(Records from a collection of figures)

---------------

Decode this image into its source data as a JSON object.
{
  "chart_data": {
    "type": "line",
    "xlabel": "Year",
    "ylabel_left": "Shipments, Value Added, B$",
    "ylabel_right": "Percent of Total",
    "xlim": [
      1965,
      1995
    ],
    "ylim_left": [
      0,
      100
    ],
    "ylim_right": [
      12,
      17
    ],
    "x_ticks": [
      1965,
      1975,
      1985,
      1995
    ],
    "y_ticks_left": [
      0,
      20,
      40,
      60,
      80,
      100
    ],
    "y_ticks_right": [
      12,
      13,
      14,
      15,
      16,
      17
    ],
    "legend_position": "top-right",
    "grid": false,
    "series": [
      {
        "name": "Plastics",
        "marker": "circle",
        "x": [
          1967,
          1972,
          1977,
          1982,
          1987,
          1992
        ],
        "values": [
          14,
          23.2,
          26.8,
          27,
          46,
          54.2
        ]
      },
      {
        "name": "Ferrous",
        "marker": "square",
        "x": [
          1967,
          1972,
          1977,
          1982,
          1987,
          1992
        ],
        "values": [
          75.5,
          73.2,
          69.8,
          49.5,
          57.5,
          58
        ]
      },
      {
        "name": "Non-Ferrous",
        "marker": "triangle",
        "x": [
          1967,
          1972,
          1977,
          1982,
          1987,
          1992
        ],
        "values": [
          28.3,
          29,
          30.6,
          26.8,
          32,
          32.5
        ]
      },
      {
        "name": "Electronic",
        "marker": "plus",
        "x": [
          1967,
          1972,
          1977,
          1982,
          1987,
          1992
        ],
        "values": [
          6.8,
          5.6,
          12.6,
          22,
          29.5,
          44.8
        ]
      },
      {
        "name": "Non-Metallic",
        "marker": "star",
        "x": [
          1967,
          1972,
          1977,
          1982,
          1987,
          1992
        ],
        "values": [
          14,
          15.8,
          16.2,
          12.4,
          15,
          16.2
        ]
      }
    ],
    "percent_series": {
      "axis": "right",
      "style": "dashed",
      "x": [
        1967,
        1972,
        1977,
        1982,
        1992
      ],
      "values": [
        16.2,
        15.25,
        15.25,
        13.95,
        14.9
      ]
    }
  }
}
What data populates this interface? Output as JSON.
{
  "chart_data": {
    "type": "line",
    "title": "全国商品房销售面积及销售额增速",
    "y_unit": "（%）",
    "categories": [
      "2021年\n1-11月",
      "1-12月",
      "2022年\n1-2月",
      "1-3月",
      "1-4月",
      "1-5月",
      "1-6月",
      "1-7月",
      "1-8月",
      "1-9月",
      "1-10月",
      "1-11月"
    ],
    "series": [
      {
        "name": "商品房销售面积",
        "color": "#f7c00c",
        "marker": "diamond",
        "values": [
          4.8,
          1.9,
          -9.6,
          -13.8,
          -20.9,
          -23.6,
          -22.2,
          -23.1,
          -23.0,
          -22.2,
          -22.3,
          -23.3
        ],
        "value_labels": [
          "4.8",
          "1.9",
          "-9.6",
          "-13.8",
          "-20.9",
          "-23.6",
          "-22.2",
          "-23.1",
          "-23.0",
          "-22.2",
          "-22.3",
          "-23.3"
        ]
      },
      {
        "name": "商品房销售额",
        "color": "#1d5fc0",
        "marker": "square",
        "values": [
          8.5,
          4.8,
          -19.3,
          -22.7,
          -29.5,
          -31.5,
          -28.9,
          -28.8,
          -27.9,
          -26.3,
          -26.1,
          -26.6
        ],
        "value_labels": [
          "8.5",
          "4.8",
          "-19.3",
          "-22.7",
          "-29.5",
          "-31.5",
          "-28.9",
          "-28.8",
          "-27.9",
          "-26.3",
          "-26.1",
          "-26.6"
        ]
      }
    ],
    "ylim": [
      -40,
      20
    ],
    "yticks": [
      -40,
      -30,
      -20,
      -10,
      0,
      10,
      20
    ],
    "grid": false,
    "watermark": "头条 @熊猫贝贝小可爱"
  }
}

---------------

**What the task requires**
Note each line of the entries that has "this" in it, and copy those lines.

**Exercise output**
Decode this image into its source data as a JSON object.
What data populates this interface? Output as JSON.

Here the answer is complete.